◆ TASK REQUIREMENTS: Which lines in the data contain the word "selbst"? Please copy each of them.

Data records:

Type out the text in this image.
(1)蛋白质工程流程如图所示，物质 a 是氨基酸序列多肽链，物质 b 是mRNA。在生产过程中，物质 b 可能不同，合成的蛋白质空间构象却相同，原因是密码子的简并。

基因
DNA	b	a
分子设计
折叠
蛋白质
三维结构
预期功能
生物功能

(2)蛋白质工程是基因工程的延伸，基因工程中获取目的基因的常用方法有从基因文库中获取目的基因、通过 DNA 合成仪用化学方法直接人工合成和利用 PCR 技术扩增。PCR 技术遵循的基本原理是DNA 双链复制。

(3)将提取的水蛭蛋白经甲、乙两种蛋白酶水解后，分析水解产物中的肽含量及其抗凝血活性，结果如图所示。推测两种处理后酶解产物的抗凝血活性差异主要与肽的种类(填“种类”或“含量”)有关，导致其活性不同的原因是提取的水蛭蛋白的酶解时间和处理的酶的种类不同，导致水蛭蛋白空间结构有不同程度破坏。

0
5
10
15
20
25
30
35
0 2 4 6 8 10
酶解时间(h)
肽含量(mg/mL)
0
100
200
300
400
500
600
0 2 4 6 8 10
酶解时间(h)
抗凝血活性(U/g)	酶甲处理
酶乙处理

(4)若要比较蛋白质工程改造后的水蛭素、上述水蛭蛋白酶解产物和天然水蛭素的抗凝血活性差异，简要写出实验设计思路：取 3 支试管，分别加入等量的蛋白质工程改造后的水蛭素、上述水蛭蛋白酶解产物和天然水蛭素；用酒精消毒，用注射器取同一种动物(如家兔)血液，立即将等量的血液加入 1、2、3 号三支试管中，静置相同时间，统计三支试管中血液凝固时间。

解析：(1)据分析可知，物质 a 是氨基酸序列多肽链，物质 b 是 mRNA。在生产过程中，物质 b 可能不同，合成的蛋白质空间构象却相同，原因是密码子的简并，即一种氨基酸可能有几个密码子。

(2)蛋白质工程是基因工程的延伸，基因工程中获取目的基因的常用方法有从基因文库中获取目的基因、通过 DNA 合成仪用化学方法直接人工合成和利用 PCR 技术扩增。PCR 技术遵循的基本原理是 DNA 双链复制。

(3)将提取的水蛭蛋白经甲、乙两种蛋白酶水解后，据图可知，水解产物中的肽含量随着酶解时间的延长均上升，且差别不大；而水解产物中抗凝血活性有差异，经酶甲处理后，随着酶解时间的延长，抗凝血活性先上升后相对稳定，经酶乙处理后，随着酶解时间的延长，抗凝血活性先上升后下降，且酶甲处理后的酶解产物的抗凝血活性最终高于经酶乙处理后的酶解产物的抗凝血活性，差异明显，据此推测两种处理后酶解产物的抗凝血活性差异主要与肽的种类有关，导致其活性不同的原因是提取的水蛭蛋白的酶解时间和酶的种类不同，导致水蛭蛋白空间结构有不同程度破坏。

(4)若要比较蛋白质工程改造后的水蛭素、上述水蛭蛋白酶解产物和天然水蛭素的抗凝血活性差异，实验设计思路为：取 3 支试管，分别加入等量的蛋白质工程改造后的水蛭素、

* * *

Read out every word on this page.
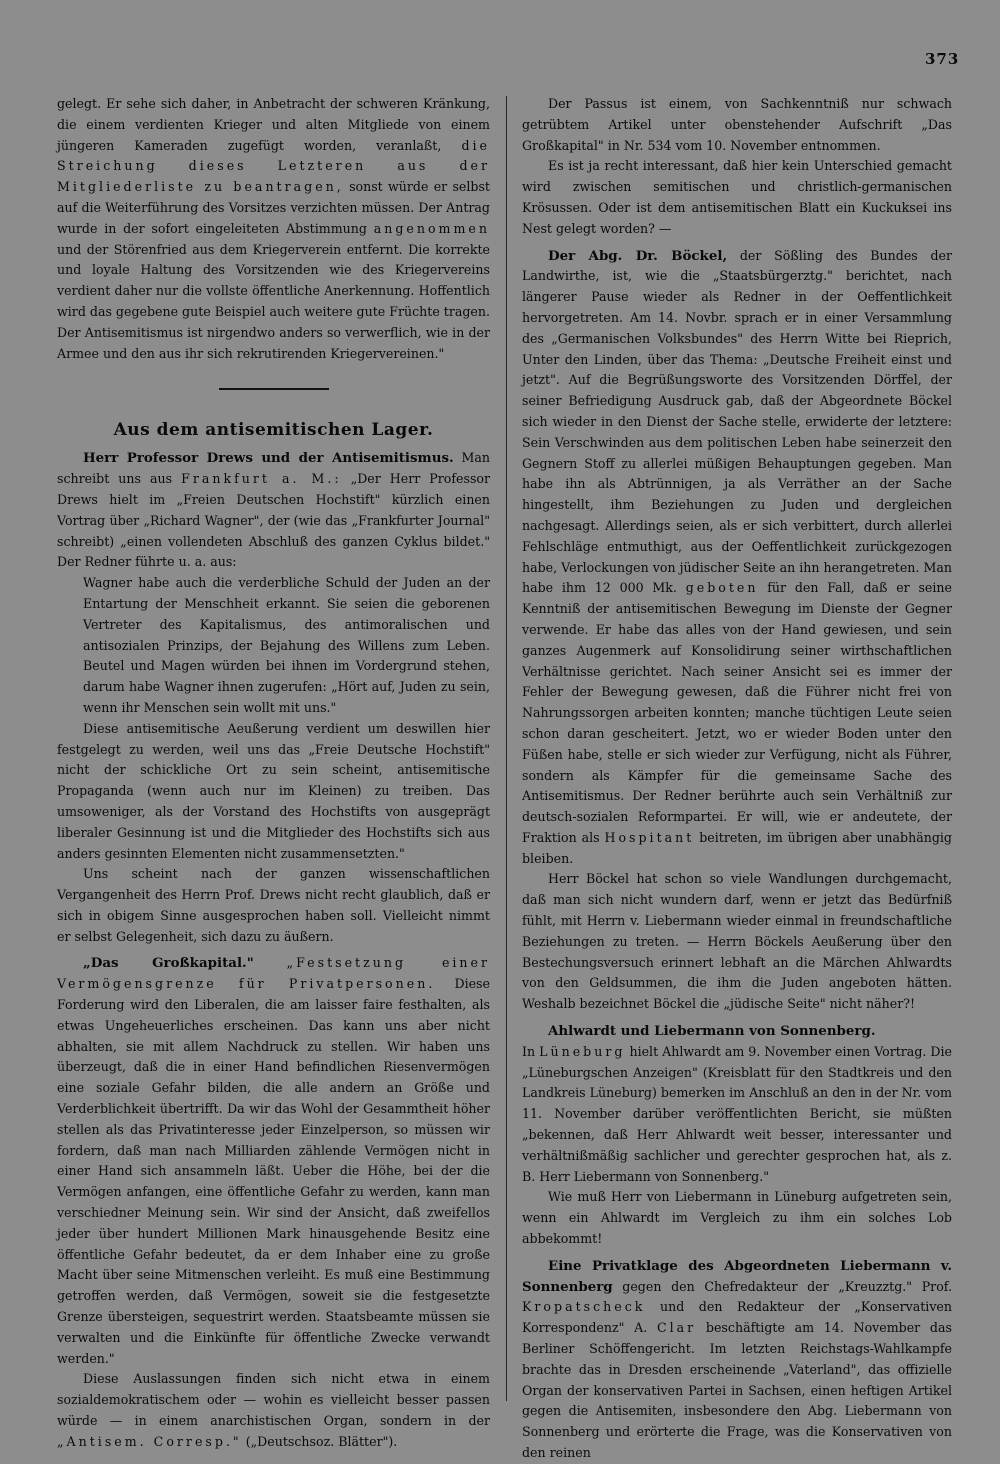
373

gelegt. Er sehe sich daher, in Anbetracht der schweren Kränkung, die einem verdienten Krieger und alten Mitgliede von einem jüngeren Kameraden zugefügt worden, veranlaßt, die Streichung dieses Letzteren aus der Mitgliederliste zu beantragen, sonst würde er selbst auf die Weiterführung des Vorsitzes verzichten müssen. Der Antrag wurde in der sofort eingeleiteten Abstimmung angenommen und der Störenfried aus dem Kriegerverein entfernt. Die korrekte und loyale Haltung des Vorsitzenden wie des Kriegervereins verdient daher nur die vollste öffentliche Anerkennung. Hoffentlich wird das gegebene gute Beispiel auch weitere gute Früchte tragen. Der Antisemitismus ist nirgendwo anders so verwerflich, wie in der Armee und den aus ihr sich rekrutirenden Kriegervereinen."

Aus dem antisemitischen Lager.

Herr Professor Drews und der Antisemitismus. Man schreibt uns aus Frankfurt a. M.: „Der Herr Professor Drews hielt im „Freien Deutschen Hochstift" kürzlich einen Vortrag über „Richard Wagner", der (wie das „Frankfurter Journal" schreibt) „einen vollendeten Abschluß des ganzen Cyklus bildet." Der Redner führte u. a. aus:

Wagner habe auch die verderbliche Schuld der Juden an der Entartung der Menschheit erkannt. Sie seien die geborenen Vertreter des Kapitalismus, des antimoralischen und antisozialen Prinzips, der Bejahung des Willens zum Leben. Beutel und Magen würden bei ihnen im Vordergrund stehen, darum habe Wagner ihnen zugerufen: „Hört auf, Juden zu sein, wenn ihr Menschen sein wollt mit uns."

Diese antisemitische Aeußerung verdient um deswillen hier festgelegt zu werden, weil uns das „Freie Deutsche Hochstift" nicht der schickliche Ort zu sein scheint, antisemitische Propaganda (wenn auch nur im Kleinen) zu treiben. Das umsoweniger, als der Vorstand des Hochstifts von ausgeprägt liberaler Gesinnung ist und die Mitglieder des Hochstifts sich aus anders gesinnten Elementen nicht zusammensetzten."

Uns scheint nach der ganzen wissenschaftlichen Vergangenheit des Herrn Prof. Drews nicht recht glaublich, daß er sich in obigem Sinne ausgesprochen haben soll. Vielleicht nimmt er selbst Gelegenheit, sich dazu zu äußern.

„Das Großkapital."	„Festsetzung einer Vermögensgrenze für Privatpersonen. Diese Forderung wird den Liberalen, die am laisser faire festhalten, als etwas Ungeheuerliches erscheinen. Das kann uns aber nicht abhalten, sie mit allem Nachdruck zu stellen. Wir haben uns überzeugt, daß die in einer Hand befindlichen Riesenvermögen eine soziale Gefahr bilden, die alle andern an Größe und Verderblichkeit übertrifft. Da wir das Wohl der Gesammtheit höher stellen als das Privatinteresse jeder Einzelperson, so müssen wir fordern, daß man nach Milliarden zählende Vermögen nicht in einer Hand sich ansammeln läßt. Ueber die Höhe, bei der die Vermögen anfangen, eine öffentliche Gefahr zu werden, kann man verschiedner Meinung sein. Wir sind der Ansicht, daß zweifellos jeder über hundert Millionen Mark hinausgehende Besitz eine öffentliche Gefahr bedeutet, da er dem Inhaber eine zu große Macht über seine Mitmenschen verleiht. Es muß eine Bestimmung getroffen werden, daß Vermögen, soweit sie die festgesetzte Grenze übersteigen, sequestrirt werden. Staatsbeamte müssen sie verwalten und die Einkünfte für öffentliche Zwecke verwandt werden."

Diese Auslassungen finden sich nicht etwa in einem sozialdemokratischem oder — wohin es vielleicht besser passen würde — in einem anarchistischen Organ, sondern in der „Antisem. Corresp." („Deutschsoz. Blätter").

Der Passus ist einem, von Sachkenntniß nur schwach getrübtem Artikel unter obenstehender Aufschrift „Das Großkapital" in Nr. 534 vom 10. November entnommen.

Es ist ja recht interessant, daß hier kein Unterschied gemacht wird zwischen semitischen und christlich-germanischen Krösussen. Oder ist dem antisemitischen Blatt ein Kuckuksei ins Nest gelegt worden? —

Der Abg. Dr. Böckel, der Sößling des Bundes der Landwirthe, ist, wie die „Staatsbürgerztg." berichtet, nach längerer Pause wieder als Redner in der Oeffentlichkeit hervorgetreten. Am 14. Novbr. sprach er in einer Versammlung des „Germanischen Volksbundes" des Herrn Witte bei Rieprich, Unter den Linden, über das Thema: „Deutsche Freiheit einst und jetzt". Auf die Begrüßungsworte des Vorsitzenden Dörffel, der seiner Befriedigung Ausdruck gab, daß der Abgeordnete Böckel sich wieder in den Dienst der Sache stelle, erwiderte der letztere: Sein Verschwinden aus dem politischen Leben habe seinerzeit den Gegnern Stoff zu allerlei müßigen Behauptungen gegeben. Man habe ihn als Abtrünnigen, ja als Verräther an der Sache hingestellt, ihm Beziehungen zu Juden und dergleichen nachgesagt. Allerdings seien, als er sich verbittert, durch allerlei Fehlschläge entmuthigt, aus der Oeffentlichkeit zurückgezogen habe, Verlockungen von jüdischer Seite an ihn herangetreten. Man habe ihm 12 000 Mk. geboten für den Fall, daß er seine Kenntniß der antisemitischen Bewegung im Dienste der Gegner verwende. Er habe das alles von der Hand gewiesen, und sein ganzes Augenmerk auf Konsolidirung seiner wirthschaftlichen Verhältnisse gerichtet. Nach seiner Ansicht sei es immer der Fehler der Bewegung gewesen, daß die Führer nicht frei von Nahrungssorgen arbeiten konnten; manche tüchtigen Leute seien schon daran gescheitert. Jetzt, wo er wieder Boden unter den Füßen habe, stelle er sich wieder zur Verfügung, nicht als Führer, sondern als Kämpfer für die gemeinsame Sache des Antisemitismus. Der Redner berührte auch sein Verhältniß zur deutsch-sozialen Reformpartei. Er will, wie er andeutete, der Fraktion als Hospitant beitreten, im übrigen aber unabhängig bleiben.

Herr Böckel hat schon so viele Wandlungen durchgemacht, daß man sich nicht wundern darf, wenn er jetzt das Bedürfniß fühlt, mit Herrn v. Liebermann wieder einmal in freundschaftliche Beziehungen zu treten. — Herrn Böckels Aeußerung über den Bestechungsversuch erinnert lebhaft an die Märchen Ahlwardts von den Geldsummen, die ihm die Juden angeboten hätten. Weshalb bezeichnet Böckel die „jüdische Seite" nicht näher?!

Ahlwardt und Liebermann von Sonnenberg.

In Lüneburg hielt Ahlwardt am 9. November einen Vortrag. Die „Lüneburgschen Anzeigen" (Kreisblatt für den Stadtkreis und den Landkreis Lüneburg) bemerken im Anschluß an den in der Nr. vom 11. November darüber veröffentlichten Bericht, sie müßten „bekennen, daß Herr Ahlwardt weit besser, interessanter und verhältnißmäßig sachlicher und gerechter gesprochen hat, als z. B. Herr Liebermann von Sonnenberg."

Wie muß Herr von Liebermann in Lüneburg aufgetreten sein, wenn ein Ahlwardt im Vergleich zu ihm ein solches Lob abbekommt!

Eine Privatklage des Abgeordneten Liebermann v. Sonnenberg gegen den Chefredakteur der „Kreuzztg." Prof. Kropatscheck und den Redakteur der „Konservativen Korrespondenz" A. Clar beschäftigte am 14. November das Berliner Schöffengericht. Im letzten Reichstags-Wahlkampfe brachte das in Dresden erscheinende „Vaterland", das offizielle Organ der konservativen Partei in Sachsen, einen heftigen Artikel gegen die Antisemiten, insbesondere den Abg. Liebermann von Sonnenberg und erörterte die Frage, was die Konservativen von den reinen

◆ EXPECTED ANSWER:
gelegt. Er sehe sich daher, in Anbetracht der schweren Kränkung, die einem verdienten Krieger und alten Mitgliede von einem jüngeren Kameraden zugefügt worden, veranlaßt, die Streichung dieses Letzteren aus der Mitgliederliste zu beantragen, sonst würde er selbst auf die Weiterführung des Vorsitzes verzichten müssen. Der Antrag wurde in der sofort eingeleiteten Abstimmung angenommen und der Störenfried aus dem Kriegerverein entfernt. Die korrekte und loyale Haltung des Vorsitzenden wie des Kriegervereins verdient daher nur die vollste öffentliche Anerkennung. Hoffentlich wird das gegebene gute Beispiel auch weitere gute Früchte tragen. Der Antisemitismus ist nirgendwo anders so verwerflich, wie in der Armee und den aus ihr sich rekrutirenden Kriegervereinen."
Uns scheint nach der ganzen wissenschaftlichen Vergangenheit des Herrn Prof. Drews nicht recht glaublich, daß er sich in obigem Sinne ausgesprochen haben soll. Vielleicht nimmt er selbst Gelegenheit, sich dazu zu äußern.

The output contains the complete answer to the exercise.